## Data to process
.....
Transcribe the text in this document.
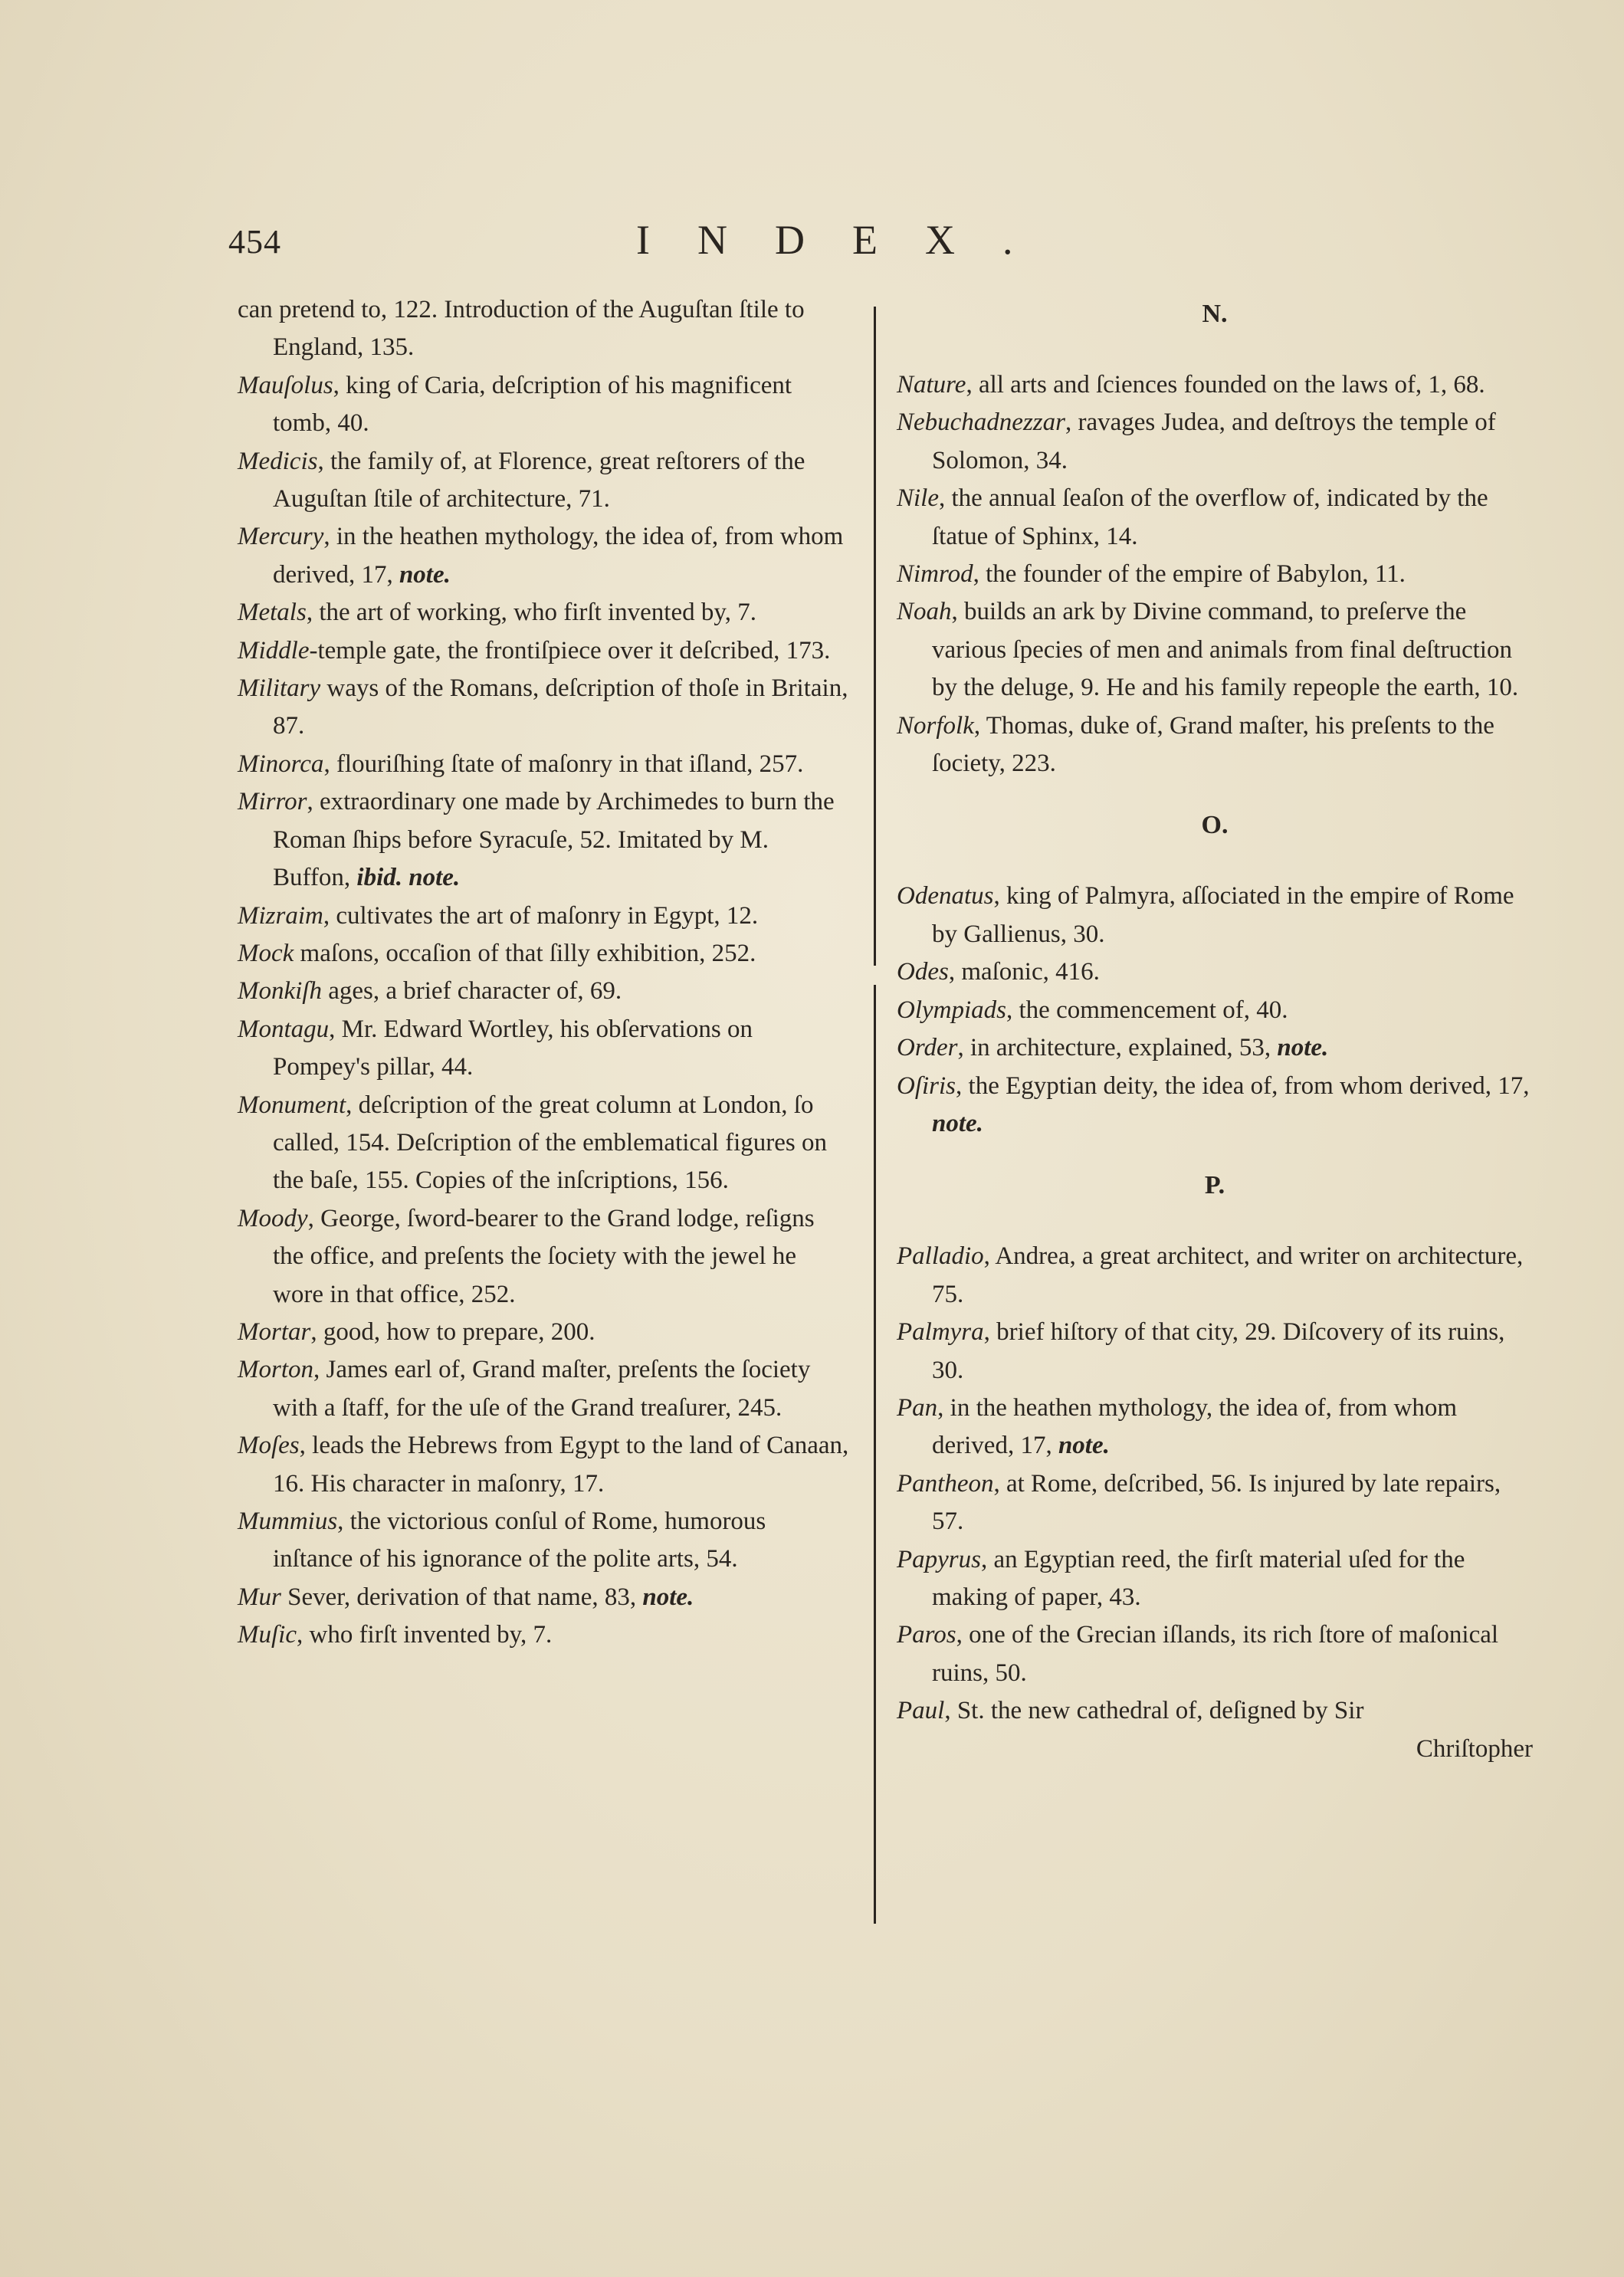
454	INDEX.

can pretend to, 122. Introduction of the Auguſtan ſtile to England, 135.

Mauſolus, king of Caria, deſcription of his magnificent tomb, 40.

Medicis, the family of, at Florence, great reſtorers of the Auguſtan ſtile of architecture, 71.

Mercury, in the heathen mythology, the idea of, from whom derived, 17, note.

Metals, the art of working, who firſt invented by, 7.

Middle-temple gate, the frontiſpiece over it deſcribed, 173.

Military ways of the Romans, deſcription of thoſe in Britain, 87.

Minorca, flouriſhing ſtate of maſonry in that iſland, 257.

Mirror, extraordinary one made by Archimedes to burn the Roman ſhips before Syracuſe, 52. Imitated by M. Buffon, ibid. note.

Mizraim, cultivates the art of maſonry in Egypt, 12.

Mock maſons, occaſion of that ſilly exhibition, 252.

Monkiſh ages, a brief character of, 69.

Montagu, Mr. Edward Wortley, his obſervations on Pompey's pillar, 44.

Monument, deſcription of the great column at London, ſo called, 154. Deſcription of the emblematical figures on the baſe, 155. Copies of the inſcriptions, 156.

Moody, George, ſword-bearer to the Grand lodge, reſigns the office, and preſents the ſociety with the jewel he wore in that office, 252.

Mortar, good, how to prepare, 200.

Morton, James earl of, Grand maſter, preſents the ſociety with a ſtaff, for the uſe of the Grand treaſurer, 245.

Moſes, leads the Hebrews from Egypt to the land of Canaan, 16. His character in maſonry, 17.

Mummius, the victorious conſul of Rome, humorous inſtance of his ignorance of the polite arts, 54.

Mur Sever, derivation of that name, 83, note.

Muſic, who firſt invented by, 7.

N.

Nature, all arts and ſciences founded on the laws of, 1, 68.

Nebuchadnezzar, ravages Judea, and deſtroys the temple of Solomon, 34.

Nile, the annual ſeaſon of the overflow of, indicated by the ſtatue of Sphinx, 14.

Nimrod, the founder of the empire of Babylon, 11.

Noah, builds an ark by Divine command, to preſerve the various ſpecies of men and animals from final deſtruction by the deluge, 9. He and his family repeople the earth, 10.

Norfolk, Thomas, duke of, Grand maſter, his preſents to the ſociety, 223.

O.

Odenatus, king of Palmyra, aſſociated in the empire of Rome by Gallienus, 30.

Odes, maſonic, 416.

Olympiads, the commencement of, 40.

Order, in architecture, explained, 53, note.

Oſiris, the Egyptian deity, the idea of, from whom derived, 17, note.

P.

Palladio, Andrea, a great architect, and writer on architecture, 75.

Palmyra, brief hiſtory of that city, 29. Diſcovery of its ruins, 30.

Pan, in the heathen mythology, the idea of, from whom derived, 17, note.

Pantheon, at Rome, deſcribed, 56. Is injured by late repairs, 57.

Papyrus, an Egyptian reed, the firſt material uſed for the making of paper, 43.

Paros, one of the Grecian iſlands, its rich ſtore of maſonical ruins, 50.

Paul, St. the new cathedral of, deſigned by Sir

Chriſtopher
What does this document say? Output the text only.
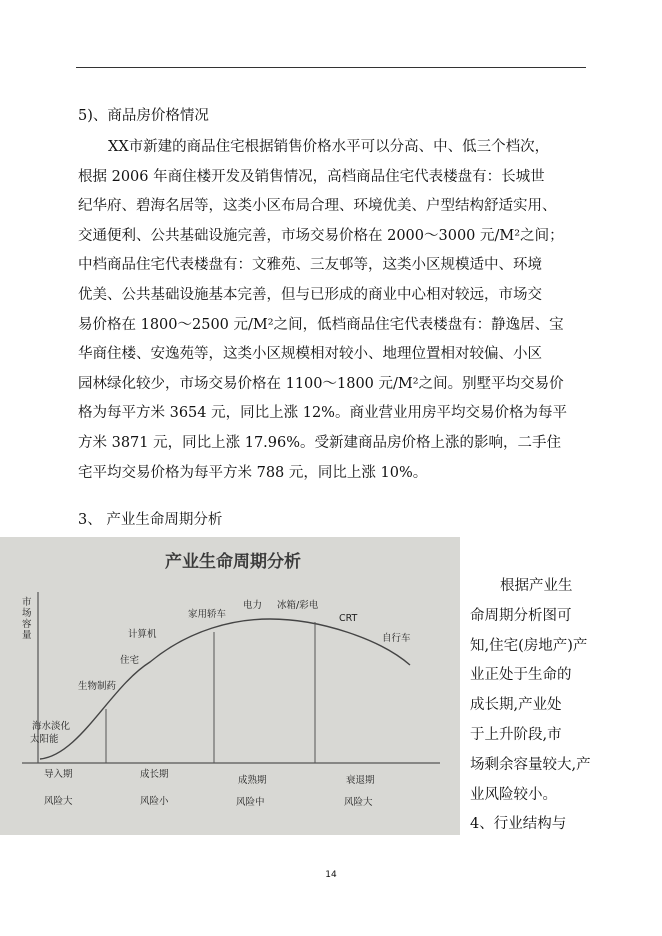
5)、商品房价格情况
XX市新建的商品住宅根据销售价格水平可以分高、中、低三个档次，
根据 2006 年商住楼开发及销售情况，高档商品住宅代表楼盘有：长城世
纪华府、碧海名居等，这类小区布局合理、环境优美、户型结构舒适实用、
交通便利、公共基础设施完善，市场交易价格在 2000～3000 元/M²之间；
中档商品住宅代表楼盘有：文雅苑、三友邨等，这类小区规模适中、环境
优美、公共基础设施基本完善，但与已形成的商业中心相对较远，市场交
易价格在 1800～2500 元/M²之间，低档商品住宅代表楼盘有：静逸居、宝
华商住楼、安逸苑等，这类小区规模相对较小、地理位置相对较偏、小区
园林绿化较少，市场交易价格在 1100～1800 元/M²之间。别墅平均交易价
格为每平方米 3654 元，同比上涨 12%。商业营业用房平均交易价格为每平
方米 3871 元，同比上涨 17.96%。受新建商品房价格上涨的影响，二手住
宅平均交易价格为每平方米 788 元，同比上涨 10%。
3、 产业生命周期分析
产业生命周期分析
市
场
容
量
海水淡化
太阳能
生物制药
住宅
计算机
家用轿车
电力 冰箱/彩电
CRT
自行车
导入期
风险大
成长期
风险小
成熟期
风险中
衰退期
风险大
根据产业生
命周期分析图可
知,住宅(房地产)产
业正处于生命的
成长期,产业处
于上升阶段,市
场剩余容量较大,产
业风险较小。
4、行业结构与
14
.....
## Problem to solve
Repeat the records above exactly, omitting every picture.

## Answer for the task
Transcribe the text in this document.
454	INDEX.

can pretend to, 122. Introduction of the Auguſtan ſtile to England, 135.

Mauſolus, king of Caria, deſcription of his magnificent tomb, 40.

Medicis, the family of, at Florence, great reſtorers of the Auguſtan ſtile of architecture, 71.

Mercury, in the heathen mythology, the idea of, from whom derived, 17, note.

Metals, the art of working, who firſt invented by, 7.

Middle-temple gate, the frontiſpiece over it deſcribed, 173.

Military ways of the Romans, deſcription of thoſe in Britain, 87.

Minorca, flouriſhing ſtate of maſonry in that iſland, 257.

Mirror, extraordinary one made by Archimedes to burn the Roman ſhips before Syracuſe, 52. Imitated by M. Buffon, ibid. note.

Mizraim, cultivates the art of maſonry in Egypt, 12.

Mock maſons, occaſion of that ſilly exhibition, 252.

Monkiſh ages, a brief character of, 69.

Montagu, Mr. Edward Wortley, his obſervations on Pompey's pillar, 44.

Monument, deſcription of the great column at London, ſo called, 154. Deſcription of the emblematical figures on the baſe, 155. Copies of the inſcriptions, 156.

Moody, George, ſword-bearer to the Grand lodge, reſigns the office, and preſents the ſociety with the jewel he wore in that office, 252.

Mortar, good, how to prepare, 200.

Morton, James earl of, Grand maſter, preſents the ſociety with a ſtaff, for the uſe of the Grand treaſurer, 245.

Moſes, leads the Hebrews from Egypt to the land of Canaan, 16. His character in maſonry, 17.

Mummius, the victorious conſul of Rome, humorous inſtance of his ignorance of the polite arts, 54.

Mur Sever, derivation of that name, 83, note.

Muſic, who firſt invented by, 7.

N.

Nature, all arts and ſciences founded on the laws of, 1, 68.

Nebuchadnezzar, ravages Judea, and deſtroys the temple of Solomon, 34.

Nile, the annual ſeaſon of the overflow of, indicated by the ſtatue of Sphinx, 14.

Nimrod, the founder of the empire of Babylon, 11.

Noah, builds an ark by Divine command, to preſerve the various ſpecies of men and animals from final deſtruction by the deluge, 9. He and his family repeople the earth, 10.

Norfolk, Thomas, duke of, Grand maſter, his preſents to the ſociety, 223.

O.

Odenatus, king of Palmyra, aſſociated in the empire of Rome by Gallienus, 30.

Odes, maſonic, 416.

Olympiads, the commencement of, 40.

Order, in architecture, explained, 53, note.

Oſiris, the Egyptian deity, the idea of, from whom derived, 17, note.

P.

Palladio, Andrea, a great architect, and writer on architecture, 75.

Palmyra, brief hiſtory of that city, 29. Diſcovery of its ruins, 30.

Pan, in the heathen mythology, the idea of, from whom derived, 17, note.

Pantheon, at Rome, deſcribed, 56. Is injured by late repairs, 57.

Papyrus, an Egyptian reed, the firſt material uſed for the making of paper, 43.

Paros, one of the Grecian iſlands, its rich ſtore of maſonical ruins, 50.

Paul, St. the new cathedral of, deſigned by Sir

Chriſtopher
What does this document say? Output the text only.
5)、商品房价格情况
XX市新建的商品住宅根据销售价格水平可以分高、中、低三个档次，
根据 2006 年商住楼开发及销售情况，高档商品住宅代表楼盘有：长城世
纪华府、碧海名居等，这类小区布局合理、环境优美、户型结构舒适实用、
交通便利、公共基础设施完善，市场交易价格在 2000～3000 元/M²之间；
中档商品住宅代表楼盘有：文雅苑、三友邨等，这类小区规模适中、环境
优美、公共基础设施基本完善，但与已形成的商业中心相对较远，市场交
易价格在 1800～2500 元/M²之间，低档商品住宅代表楼盘有：静逸居、宝
华商住楼、安逸苑等，这类小区规模相对较小、地理位置相对较偏、小区
园林绿化较少，市场交易价格在 1100～1800 元/M²之间。别墅平均交易价
格为每平方米 3654 元，同比上涨 12%。商业营业用房平均交易价格为每平
方米 3871 元，同比上涨 17.96%。受新建商品房价格上涨的影响，二手住
宅平均交易价格为每平方米 788 元，同比上涨 10%。
3、 产业生命周期分析
产业生命周期分析
市
场
容
量
海水淡化
太阳能
生物制药
住宅
计算机
家用轿车
电力 冰箱/彩电
CRT
自行车
导入期
风险大
成长期
风险小
成熟期
风险中
衰退期
风险大
根据产业生
命周期分析图可
知,住宅(房地产)产
业正处于生命的
成长期,产业处
于上升阶段,市
场剩余容量较大,产
业风险较小。
4、行业结构与
14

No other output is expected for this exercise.